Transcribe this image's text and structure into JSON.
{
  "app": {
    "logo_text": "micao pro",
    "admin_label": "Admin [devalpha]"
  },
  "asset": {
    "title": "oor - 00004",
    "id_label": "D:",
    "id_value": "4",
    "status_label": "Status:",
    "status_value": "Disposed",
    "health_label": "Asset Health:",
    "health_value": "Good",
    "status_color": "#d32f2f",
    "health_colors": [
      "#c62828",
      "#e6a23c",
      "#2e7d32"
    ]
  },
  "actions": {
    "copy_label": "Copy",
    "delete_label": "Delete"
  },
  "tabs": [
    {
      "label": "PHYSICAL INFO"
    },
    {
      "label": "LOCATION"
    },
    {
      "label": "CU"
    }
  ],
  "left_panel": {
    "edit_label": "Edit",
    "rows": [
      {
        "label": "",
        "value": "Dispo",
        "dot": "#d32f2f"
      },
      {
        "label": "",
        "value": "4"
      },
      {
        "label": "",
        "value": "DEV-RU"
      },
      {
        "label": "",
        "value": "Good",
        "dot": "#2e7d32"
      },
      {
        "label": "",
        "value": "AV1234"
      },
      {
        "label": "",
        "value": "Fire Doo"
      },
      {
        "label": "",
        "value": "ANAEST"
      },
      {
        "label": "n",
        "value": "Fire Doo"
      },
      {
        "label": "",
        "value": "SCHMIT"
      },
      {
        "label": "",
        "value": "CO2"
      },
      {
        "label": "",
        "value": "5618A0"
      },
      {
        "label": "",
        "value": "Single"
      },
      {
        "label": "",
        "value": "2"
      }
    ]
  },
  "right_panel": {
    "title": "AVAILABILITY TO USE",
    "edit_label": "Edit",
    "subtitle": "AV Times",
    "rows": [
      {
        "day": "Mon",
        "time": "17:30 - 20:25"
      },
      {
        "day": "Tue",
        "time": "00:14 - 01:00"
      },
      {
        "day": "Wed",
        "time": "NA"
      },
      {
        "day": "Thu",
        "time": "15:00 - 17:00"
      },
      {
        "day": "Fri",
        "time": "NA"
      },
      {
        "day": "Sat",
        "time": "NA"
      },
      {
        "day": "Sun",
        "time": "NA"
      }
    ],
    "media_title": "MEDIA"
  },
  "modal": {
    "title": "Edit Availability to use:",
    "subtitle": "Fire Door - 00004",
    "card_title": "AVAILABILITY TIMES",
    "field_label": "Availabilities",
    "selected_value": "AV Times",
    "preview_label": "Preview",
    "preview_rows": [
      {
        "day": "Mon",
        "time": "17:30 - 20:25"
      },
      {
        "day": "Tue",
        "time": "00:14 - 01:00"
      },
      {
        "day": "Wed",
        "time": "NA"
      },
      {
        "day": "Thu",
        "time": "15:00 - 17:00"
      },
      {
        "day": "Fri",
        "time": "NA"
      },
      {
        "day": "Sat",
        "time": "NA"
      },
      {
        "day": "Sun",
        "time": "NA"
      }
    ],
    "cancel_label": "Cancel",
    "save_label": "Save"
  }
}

[TASK DIRECTIONS]
Extract each record, keeping it identical to the original.

[ANSWER]
Transcribe this image's text and structure into JSON.
{
  "app": {
    "logo_text": "micao pro",
    "admin_label": "Admin [devalpha]"
  },
  "asset": {
    "title": "oor - 00004",
    "id_label": "D:",
    "id_value": "4",
    "status_label": "Status:",
    "status_value": "Disposed",
    "health_label": "Asset Health:",
    "health_value": "Good",
    "status_color": "#d32f2f",
    "health_colors": [
      "#c62828",
      "#e6a23c",
      "#2e7d32"
    ]
  },
  "actions": {
    "copy_label": "Copy",
    "delete_label": "Delete"
  },
  "tabs": [
    {
      "label": "PHYSICAL INFO"
    },
    {
      "label": "LOCATION"
    },
    {
      "label": "CU"
    }
  ],
  "left_panel": {
    "edit_label": "Edit",
    "rows": [
      {
        "label": "",
        "value": "Dispo",
        "dot": "#d32f2f"
      },
      {
        "label": "",
        "value": "4"
      },
      {
        "label": "",
        "value": "DEV-RU"
      },
      {
        "label": "",
        "value": "Good",
        "dot": "#2e7d32"
      },
      {
        "label": "",
        "value": "AV1234"
      },
      {
        "label": "",
        "value": "Fire Doo"
      },
      {
        "label": "",
        "value": "ANAEST"
      },
      {
        "label": "n",
        "value": "Fire Doo"
      },
      {
        "label": "",
        "value": "SCHMIT"
      },
      {
        "label": "",
        "value": "CO2"
      },
      {
        "label": "",
        "value": "5618A0"
      },
      {
        "label": "",
        "value": "Single"
      },
      {
        "label": "",
        "value": "2"
      }
    ]
  },
  "right_panel": {
    "title": "AVAILABILITY TO USE",
    "edit_label": "Edit",
    "subtitle": "AV Times",
    "rows": [
      {
        "day": "Mon",
        "time": "17:30 - 20:25"
      },
      {
        "day": "Tue",
        "time": "00:14 - 01:00"
      },
      {
        "day": "Wed",
        "time": "NA"
      },
      {
        "day": "Thu",
        "time": "15:00 - 17:00"
      },
      {
        "day": "Fri",
        "time": "NA"
      },
      {
        "day": "Sat",
        "time": "NA"
      },
      {
        "day": "Sun",
        "time": "NA"
      }
    ],
    "media_title": "MEDIA"
  },
  "modal": {
    "title": "Edit Availability to use:",
    "subtitle": "Fire Door - 00004",
    "card_title": "AVAILABILITY TIMES",
    "field_label": "Availabilities",
    "selected_value": "AV Times",
    "preview_label": "Preview",
    "preview_rows": [
      {
        "day": "Mon",
        "time": "17:30 - 20:25"
      },
      {
        "day": "Tue",
        "time": "00:14 - 01:00"
      },
      {
        "day": "Wed",
        "time": "NA"
      },
      {
        "day": "Thu",
        "time": "15:00 - 17:00"
      },
      {
        "day": "Fri",
        "time": "NA"
      },
      {
        "day": "Sat",
        "time": "NA"
      },
      {
        "day": "Sun",
        "time": "NA"
      }
    ],
    "cancel_label": "Cancel",
    "save_label": "Save"
  }
}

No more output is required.